**Extracts from a graphics dataset**
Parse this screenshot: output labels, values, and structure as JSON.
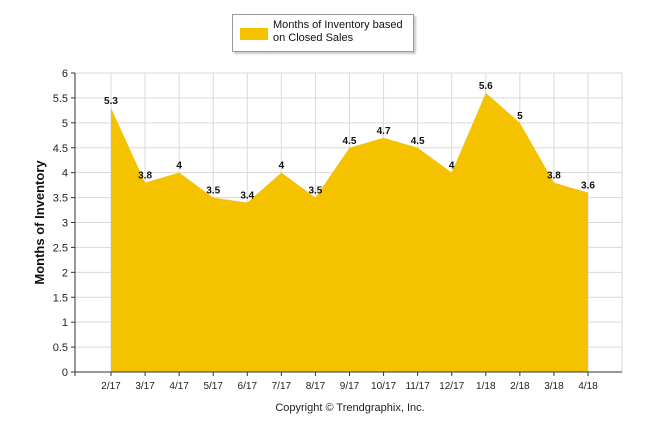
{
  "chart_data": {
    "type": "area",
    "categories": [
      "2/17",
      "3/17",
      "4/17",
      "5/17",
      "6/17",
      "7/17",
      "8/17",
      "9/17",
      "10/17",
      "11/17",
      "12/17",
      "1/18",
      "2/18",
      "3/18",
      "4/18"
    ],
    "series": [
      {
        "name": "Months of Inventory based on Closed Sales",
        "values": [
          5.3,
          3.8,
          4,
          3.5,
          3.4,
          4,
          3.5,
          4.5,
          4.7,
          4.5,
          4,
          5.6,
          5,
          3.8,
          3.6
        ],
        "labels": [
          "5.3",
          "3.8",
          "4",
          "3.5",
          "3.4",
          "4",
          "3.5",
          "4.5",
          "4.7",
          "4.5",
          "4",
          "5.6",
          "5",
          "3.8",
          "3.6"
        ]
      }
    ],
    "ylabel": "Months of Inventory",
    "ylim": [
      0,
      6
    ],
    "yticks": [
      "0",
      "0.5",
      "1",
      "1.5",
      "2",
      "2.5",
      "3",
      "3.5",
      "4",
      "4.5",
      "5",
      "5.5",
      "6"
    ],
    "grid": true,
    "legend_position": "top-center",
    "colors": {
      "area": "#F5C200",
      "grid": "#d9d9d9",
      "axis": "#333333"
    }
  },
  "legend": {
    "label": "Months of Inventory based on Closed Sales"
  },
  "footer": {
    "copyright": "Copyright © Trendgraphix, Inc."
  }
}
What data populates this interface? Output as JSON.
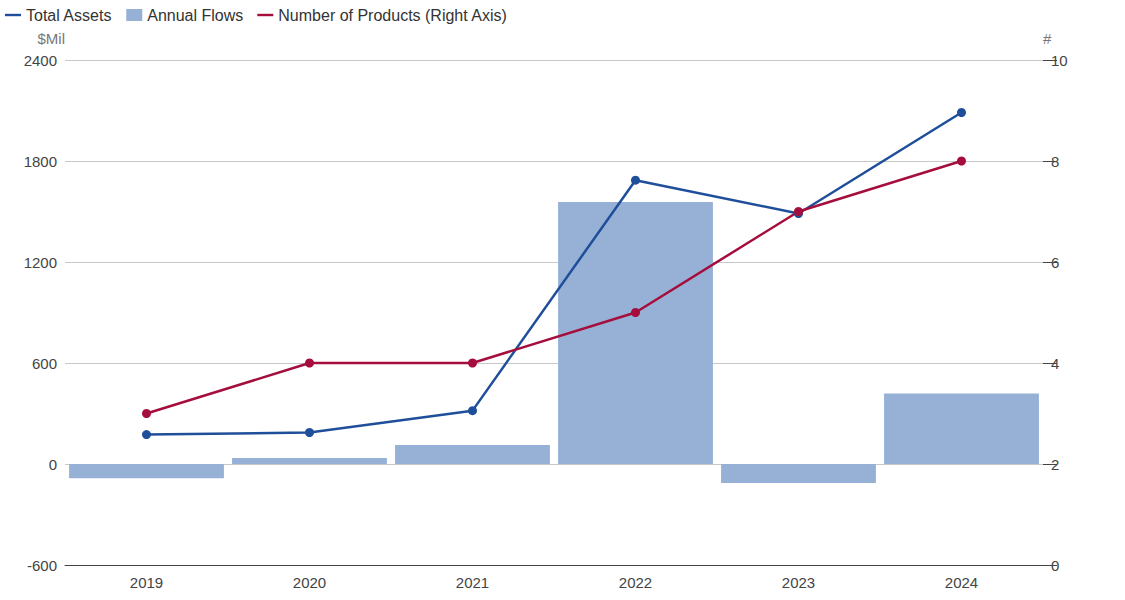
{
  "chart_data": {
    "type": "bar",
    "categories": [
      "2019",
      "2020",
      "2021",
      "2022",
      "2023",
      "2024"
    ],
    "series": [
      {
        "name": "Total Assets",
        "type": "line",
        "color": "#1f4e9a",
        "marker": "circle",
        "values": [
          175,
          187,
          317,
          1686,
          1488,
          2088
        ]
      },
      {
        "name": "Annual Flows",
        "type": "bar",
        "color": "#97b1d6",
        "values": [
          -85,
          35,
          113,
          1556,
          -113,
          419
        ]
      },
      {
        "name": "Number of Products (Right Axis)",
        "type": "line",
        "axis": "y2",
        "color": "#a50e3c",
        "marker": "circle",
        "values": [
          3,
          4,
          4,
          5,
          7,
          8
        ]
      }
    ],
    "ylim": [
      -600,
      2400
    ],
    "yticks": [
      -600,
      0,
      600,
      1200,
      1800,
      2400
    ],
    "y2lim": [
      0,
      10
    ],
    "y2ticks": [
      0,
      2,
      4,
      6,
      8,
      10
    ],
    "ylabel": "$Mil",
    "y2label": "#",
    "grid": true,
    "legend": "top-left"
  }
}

**Instructions for the task**
Find each line that has the word "Closed", then copy it out.

**Exercise output**
        "name": "Months of Inventory based on Closed Sales",
    "label": "Months of Inventory based on Closed Sales"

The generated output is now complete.